Figure dataset records
* * *

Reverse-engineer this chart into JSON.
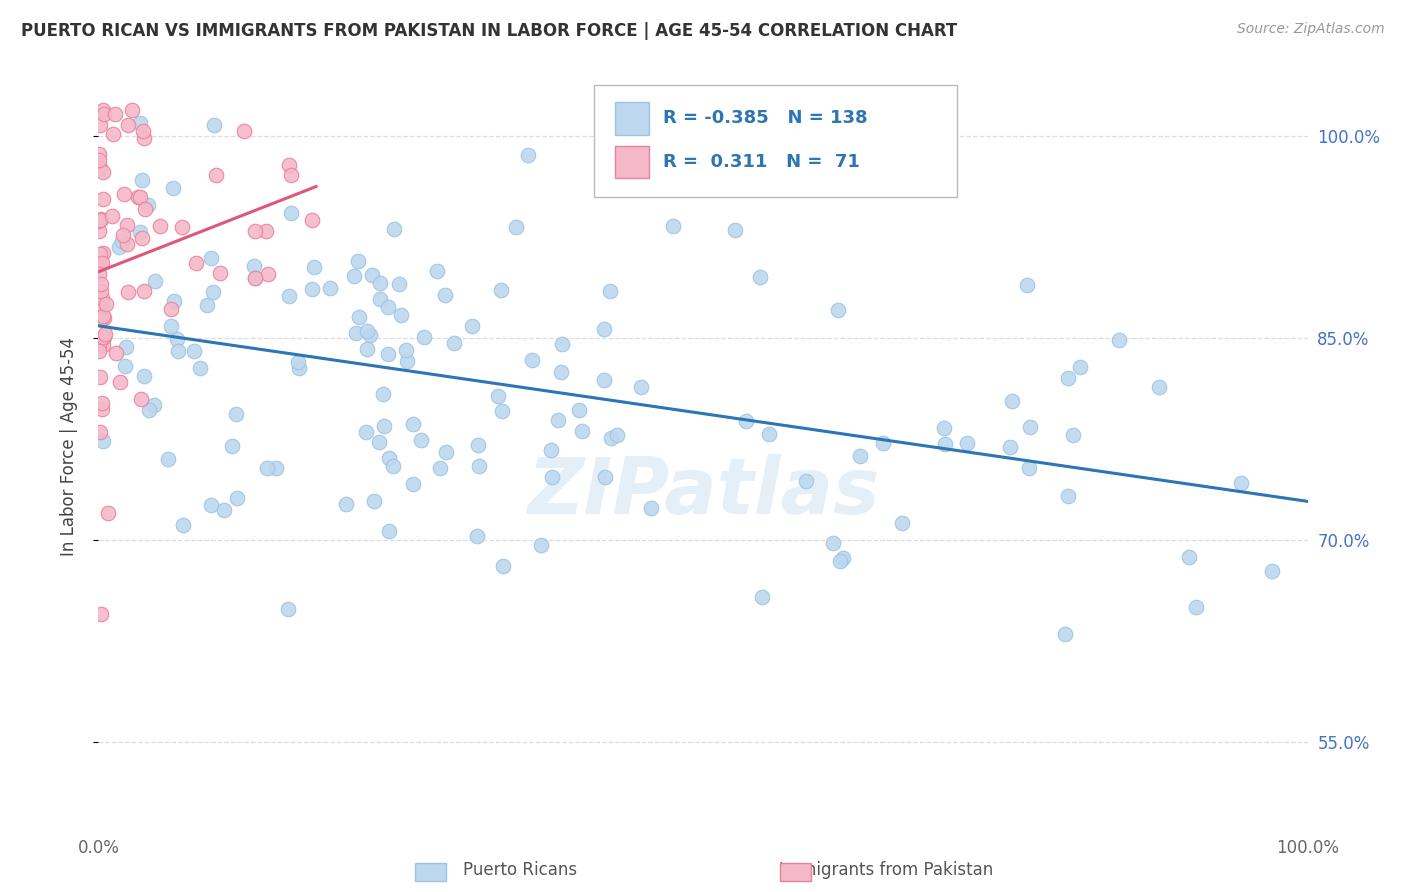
{
  "title": "PUERTO RICAN VS IMMIGRANTS FROM PAKISTAN IN LABOR FORCE | AGE 45-54 CORRELATION CHART",
  "source": "Source: ZipAtlas.com",
  "ylabel": "In Labor Force | Age 45-54",
  "watermark": "ZIPatlas",
  "blue_R": -0.385,
  "blue_N": 138,
  "pink_R": 0.311,
  "pink_N": 71,
  "blue_color": "#bdd7ee",
  "blue_edge": "#9dc3e6",
  "pink_color": "#f4b8c8",
  "pink_edge": "#e8829a",
  "blue_line_color": "#2e75b6",
  "pink_line_color": "#e05878",
  "y_tick_vals": [
    0.55,
    0.7,
    0.85,
    1.0
  ],
  "y_tick_labels": [
    "55.0%",
    "70.0%",
    "85.0%",
    "100.0%"
  ],
  "xlim": [
    0.0,
    1.0
  ],
  "ylim": [
    0.485,
    1.055
  ],
  "grid_color": "#dddddd",
  "legend_text_color": "#2e75b6",
  "legend_box_color": "#ffffff",
  "legend_border_color": "#cccccc"
}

* * *

**Required task**
Repeat the lines above exactly, and keep every picture out.

**Result of the exercise**
Reverse-engineer this chart into JSON.
{
  "title": "PUERTO RICAN VS IMMIGRANTS FROM PAKISTAN IN LABOR FORCE | AGE 45-54 CORRELATION CHART",
  "source": "Source: ZipAtlas.com",
  "ylabel": "In Labor Force | Age 45-54",
  "watermark": "ZIPatlas",
  "blue_R": -0.385,
  "blue_N": 138,
  "pink_R": 0.311,
  "pink_N": 71,
  "blue_color": "#bdd7ee",
  "blue_edge": "#9dc3e6",
  "pink_color": "#f4b8c8",
  "pink_edge": "#e8829a",
  "blue_line_color": "#2e75b6",
  "pink_line_color": "#e05878",
  "y_tick_vals": [
    0.55,
    0.7,
    0.85,
    1.0
  ],
  "y_tick_labels": [
    "55.0%",
    "70.0%",
    "85.0%",
    "100.0%"
  ],
  "xlim": [
    0.0,
    1.0
  ],
  "ylim": [
    0.485,
    1.055
  ],
  "grid_color": "#dddddd",
  "legend_text_color": "#2e75b6",
  "legend_box_color": "#ffffff",
  "legend_border_color": "#cccccc"
}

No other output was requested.